### Problem requirements
Which lines in the records below contain the word "document"? Copy each of them.
BEGIN Given data
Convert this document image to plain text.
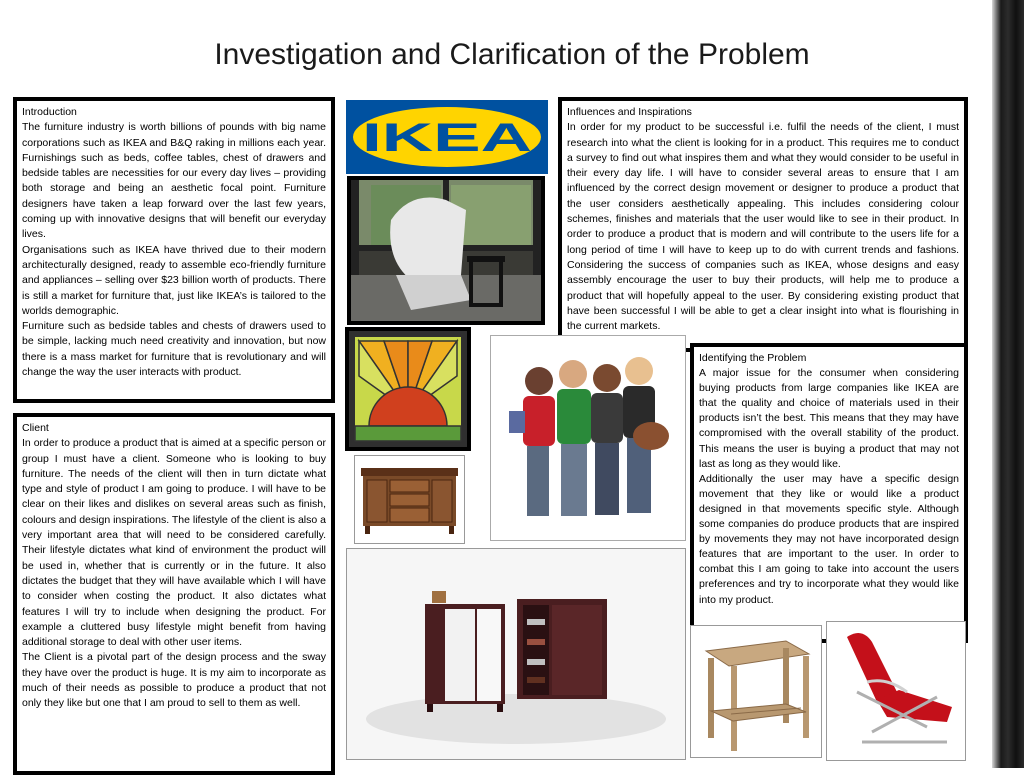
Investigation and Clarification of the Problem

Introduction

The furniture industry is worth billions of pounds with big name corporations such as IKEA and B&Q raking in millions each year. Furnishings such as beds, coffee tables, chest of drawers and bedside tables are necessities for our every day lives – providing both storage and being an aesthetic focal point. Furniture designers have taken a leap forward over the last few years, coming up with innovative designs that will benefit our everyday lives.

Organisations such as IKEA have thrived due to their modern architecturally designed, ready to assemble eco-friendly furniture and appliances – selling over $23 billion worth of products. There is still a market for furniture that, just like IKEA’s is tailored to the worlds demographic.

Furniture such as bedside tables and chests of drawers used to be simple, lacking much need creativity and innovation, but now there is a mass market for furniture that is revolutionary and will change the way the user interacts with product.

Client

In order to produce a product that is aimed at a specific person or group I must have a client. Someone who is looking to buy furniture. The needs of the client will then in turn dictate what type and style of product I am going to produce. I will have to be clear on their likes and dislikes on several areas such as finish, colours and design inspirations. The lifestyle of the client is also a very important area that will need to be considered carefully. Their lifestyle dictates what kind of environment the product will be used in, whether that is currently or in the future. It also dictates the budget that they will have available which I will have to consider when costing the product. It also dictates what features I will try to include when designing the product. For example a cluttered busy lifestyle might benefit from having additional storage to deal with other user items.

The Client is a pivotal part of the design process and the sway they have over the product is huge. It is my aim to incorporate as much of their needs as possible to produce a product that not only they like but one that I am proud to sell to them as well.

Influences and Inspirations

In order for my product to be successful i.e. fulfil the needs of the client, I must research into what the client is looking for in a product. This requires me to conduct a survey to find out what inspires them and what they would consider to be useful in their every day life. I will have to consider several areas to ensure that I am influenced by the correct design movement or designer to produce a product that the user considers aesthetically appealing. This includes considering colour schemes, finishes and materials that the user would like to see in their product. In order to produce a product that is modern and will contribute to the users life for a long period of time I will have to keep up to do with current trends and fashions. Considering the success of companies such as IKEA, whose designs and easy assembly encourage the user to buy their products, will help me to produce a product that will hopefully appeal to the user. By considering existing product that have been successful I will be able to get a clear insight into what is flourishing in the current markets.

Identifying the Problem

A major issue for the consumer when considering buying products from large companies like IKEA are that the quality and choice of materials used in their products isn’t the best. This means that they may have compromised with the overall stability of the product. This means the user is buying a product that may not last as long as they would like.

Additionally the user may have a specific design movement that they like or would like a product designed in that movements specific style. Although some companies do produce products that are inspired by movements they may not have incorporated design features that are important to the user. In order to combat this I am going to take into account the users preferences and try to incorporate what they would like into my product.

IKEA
END Given data
BEGIN Given data
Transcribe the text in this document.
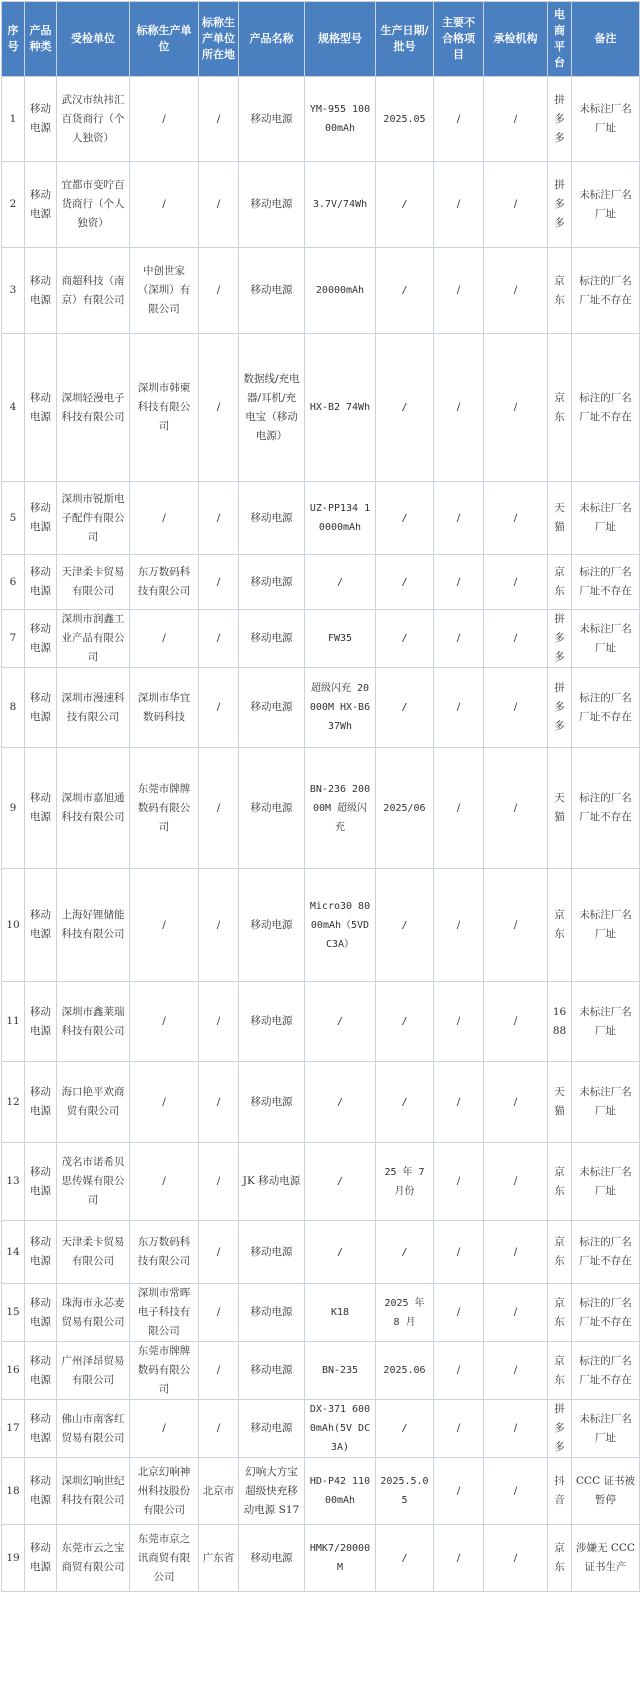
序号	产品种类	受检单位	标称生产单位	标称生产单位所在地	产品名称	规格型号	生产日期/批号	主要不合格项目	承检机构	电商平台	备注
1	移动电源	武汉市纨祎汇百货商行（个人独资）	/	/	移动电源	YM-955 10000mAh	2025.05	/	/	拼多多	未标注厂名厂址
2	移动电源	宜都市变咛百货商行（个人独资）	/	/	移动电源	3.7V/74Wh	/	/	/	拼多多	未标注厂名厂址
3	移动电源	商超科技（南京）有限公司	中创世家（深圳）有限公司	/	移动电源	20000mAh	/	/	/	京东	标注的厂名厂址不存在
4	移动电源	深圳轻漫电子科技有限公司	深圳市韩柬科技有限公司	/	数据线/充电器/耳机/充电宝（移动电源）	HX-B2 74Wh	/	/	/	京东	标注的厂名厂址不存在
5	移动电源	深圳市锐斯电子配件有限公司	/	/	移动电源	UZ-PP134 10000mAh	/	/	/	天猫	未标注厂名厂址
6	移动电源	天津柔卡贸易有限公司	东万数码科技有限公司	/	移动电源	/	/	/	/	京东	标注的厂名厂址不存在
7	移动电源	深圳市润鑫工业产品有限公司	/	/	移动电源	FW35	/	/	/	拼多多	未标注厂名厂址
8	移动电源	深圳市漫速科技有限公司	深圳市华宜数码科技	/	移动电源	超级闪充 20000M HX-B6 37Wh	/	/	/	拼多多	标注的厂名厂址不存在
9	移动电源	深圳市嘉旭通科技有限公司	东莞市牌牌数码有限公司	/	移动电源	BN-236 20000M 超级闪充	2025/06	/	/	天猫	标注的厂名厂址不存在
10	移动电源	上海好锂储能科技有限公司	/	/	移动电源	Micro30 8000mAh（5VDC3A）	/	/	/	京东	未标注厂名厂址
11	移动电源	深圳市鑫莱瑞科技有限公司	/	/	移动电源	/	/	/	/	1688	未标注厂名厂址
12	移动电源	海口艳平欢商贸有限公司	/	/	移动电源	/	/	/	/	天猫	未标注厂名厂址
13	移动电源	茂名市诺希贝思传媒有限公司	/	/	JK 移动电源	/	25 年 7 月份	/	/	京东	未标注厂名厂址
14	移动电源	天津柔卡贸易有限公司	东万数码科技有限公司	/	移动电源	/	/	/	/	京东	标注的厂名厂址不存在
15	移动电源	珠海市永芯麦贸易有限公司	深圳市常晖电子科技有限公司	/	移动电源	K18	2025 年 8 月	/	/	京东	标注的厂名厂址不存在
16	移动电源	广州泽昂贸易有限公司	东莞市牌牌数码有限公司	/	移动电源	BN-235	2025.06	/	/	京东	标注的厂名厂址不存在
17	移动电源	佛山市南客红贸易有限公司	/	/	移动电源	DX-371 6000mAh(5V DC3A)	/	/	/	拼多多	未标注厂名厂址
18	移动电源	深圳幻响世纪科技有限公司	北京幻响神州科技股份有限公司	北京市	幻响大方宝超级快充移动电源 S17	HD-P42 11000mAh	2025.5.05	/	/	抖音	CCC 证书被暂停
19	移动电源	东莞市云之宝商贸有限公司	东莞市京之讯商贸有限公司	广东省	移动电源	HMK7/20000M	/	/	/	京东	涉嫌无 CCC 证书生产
END Given data
### Exercise output
Convert this document image to plain text.
Transcribe the text in this document.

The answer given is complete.